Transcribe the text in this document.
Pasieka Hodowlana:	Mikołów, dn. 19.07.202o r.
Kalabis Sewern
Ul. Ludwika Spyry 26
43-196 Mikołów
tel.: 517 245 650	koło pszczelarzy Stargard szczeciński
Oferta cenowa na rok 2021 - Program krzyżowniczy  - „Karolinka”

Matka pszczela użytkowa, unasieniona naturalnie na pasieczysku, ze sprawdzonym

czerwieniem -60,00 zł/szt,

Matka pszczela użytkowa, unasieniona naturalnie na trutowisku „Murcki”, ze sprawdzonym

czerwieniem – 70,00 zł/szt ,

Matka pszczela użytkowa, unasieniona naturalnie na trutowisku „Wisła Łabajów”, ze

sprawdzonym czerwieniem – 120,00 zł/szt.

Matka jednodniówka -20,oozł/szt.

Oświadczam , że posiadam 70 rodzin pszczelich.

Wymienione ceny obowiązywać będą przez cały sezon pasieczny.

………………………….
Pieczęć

**Given exercise**
Please repeat the listing above in full and exactly.

**Solution for this task**
Transcribe the text in this document.
Pasieka Hodowlana:	Mikołów, dn. 19.07.202o r.
Kalabis Sewern
Ul. Ludwika Spyry 26
43-196 Mikołów
tel.: 517 245 650	koło pszczelarzy Stargard szczeciński
Oferta cenowa na rok 2021 - Program krzyżowniczy  - „Karolinka”

Matka pszczela użytkowa, unasieniona naturalnie na pasieczysku, ze sprawdzonym

czerwieniem -60,00 zł/szt,

Matka pszczela użytkowa, unasieniona naturalnie na trutowisku „Murcki”, ze sprawdzonym

czerwieniem – 70,00 zł/szt ,

Matka pszczela użytkowa, unasieniona naturalnie na trutowisku „Wisła Łabajów”, ze

sprawdzonym czerwieniem – 120,00 zł/szt.

Matka jednodniówka -20,oozł/szt.

Oświadczam , że posiadam 70 rodzin pszczelich.

Wymienione ceny obowiązywać będą przez cały sezon pasieczny.

………………………….
Pieczęć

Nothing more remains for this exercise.